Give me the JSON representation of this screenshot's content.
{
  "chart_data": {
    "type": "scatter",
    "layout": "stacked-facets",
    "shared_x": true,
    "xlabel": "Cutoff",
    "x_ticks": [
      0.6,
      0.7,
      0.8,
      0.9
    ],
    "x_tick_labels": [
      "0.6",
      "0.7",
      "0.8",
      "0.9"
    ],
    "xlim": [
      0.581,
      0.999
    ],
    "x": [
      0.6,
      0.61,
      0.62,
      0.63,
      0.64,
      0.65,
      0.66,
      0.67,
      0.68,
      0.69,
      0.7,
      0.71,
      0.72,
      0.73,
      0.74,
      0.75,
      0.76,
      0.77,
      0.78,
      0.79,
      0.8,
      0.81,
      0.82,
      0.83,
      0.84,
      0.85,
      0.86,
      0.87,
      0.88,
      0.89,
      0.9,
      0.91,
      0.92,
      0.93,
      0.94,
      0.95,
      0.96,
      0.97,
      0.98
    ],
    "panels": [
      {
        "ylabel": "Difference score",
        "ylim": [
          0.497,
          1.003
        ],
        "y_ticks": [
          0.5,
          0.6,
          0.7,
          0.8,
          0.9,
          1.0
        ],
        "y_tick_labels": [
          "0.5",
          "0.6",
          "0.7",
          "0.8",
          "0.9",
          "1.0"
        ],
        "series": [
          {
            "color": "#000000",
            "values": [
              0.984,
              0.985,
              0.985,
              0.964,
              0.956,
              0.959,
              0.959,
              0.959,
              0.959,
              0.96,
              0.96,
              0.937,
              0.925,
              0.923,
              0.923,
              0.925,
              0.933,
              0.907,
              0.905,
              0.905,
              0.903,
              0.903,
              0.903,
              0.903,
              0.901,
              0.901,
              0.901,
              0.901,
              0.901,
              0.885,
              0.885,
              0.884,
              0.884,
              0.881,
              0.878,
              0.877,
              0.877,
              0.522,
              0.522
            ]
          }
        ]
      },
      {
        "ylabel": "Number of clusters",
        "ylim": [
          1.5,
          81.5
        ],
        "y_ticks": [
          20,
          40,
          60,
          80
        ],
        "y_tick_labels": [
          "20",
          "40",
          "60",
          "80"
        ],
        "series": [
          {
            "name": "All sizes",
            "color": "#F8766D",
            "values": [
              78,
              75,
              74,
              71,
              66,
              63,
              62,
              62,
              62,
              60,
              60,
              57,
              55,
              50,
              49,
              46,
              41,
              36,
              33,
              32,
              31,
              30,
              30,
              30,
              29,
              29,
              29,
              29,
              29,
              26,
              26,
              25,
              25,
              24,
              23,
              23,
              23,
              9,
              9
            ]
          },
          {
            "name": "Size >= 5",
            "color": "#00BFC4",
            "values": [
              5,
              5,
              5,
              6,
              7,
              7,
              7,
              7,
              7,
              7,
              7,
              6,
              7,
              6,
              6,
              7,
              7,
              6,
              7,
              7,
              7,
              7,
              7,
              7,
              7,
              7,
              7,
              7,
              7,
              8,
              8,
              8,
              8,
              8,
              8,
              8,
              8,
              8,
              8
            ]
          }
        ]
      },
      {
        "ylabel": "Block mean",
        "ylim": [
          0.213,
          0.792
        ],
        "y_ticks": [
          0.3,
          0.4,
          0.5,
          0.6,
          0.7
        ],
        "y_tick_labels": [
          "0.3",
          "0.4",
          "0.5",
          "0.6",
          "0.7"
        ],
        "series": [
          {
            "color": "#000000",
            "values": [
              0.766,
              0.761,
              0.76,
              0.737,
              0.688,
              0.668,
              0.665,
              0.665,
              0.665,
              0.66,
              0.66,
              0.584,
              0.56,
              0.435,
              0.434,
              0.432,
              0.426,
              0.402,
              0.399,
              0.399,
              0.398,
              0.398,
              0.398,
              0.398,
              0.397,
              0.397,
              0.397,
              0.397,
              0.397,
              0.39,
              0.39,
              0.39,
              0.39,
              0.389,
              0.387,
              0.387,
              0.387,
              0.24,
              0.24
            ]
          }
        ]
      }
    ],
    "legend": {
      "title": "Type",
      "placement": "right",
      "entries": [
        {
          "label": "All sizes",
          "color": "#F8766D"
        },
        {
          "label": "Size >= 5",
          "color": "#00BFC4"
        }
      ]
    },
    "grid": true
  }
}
..............................
Give back the data above exactly as it appears.

▶ [RESULT OF THIS TASK]
Give me the JSON representation of this screenshot's content.
{
  "chart_data": {
    "type": "scatter",
    "layout": "stacked-facets",
    "shared_x": true,
    "xlabel": "Cutoff",
    "x_ticks": [
      0.6,
      0.7,
      0.8,
      0.9
    ],
    "x_tick_labels": [
      "0.6",
      "0.7",
      "0.8",
      "0.9"
    ],
    "xlim": [
      0.581,
      0.999
    ],
    "x": [
      0.6,
      0.61,
      0.62,
      0.63,
      0.64,
      0.65,
      0.66,
      0.67,
      0.68,
      0.69,
      0.7,
      0.71,
      0.72,
      0.73,
      0.74,
      0.75,
      0.76,
      0.77,
      0.78,
      0.79,
      0.8,
      0.81,
      0.82,
      0.83,
      0.84,
      0.85,
      0.86,
      0.87,
      0.88,
      0.89,
      0.9,
      0.91,
      0.92,
      0.93,
      0.94,
      0.95,
      0.96,
      0.97,
      0.98
    ],
    "panels": [
      {
        "ylabel": "Difference score",
        "ylim": [
          0.497,
          1.003
        ],
        "y_ticks": [
          0.5,
          0.6,
          0.7,
          0.8,
          0.9,
          1.0
        ],
        "y_tick_labels": [
          "0.5",
          "0.6",
          "0.7",
          "0.8",
          "0.9",
          "1.0"
        ],
        "series": [
          {
            "color": "#000000",
            "values": [
              0.984,
              0.985,
              0.985,
              0.964,
              0.956,
              0.959,
              0.959,
              0.959,
              0.959,
              0.96,
              0.96,
              0.937,
              0.925,
              0.923,
              0.923,
              0.925,
              0.933,
              0.907,
              0.905,
              0.905,
              0.903,
              0.903,
              0.903,
              0.903,
              0.901,
              0.901,
              0.901,
              0.901,
              0.901,
              0.885,
              0.885,
              0.884,
              0.884,
              0.881,
              0.878,
              0.877,
              0.877,
              0.522,
              0.522
            ]
          }
        ]
      },
      {
        "ylabel": "Number of clusters",
        "ylim": [
          1.5,
          81.5
        ],
        "y_ticks": [
          20,
          40,
          60,
          80
        ],
        "y_tick_labels": [
          "20",
          "40",
          "60",
          "80"
        ],
        "series": [
          {
            "name": "All sizes",
            "color": "#F8766D",
            "values": [
              78,
              75,
              74,
              71,
              66,
              63,
              62,
              62,
              62,
              60,
              60,
              57,
              55,
              50,
              49,
              46,
              41,
              36,
              33,
              32,
              31,
              30,
              30,
              30,
              29,
              29,
              29,
              29,
              29,
              26,
              26,
              25,
              25,
              24,
              23,
              23,
              23,
              9,
              9
            ]
          },
          {
            "name": "Size >= 5",
            "color": "#00BFC4",
            "values": [
              5,
              5,
              5,
              6,
              7,
              7,
              7,
              7,
              7,
              7,
              7,
              6,
              7,
              6,
              6,
              7,
              7,
              6,
              7,
              7,
              7,
              7,
              7,
              7,
              7,
              7,
              7,
              7,
              7,
              8,
              8,
              8,
              8,
              8,
              8,
              8,
              8,
              8,
              8
            ]
          }
        ]
      },
      {
        "ylabel": "Block mean",
        "ylim": [
          0.213,
          0.792
        ],
        "y_ticks": [
          0.3,
          0.4,
          0.5,
          0.6,
          0.7
        ],
        "y_tick_labels": [
          "0.3",
          "0.4",
          "0.5",
          "0.6",
          "0.7"
        ],
        "series": [
          {
            "color": "#000000",
            "values": [
              0.766,
              0.761,
              0.76,
              0.737,
              0.688,
              0.668,
              0.665,
              0.665,
              0.665,
              0.66,
              0.66,
              0.584,
              0.56,
              0.435,
              0.434,
              0.432,
              0.426,
              0.402,
              0.399,
              0.399,
              0.398,
              0.398,
              0.398,
              0.398,
              0.397,
              0.397,
              0.397,
              0.397,
              0.397,
              0.39,
              0.39,
              0.39,
              0.39,
              0.389,
              0.387,
              0.387,
              0.387,
              0.24,
              0.24
            ]
          }
        ]
      }
    ],
    "legend": {
      "title": "Type",
      "placement": "right",
      "entries": [
        {
          "label": "All sizes",
          "color": "#F8766D"
        },
        {
          "label": "Size >= 5",
          "color": "#00BFC4"
        }
      ]
    },
    "grid": true
  }
}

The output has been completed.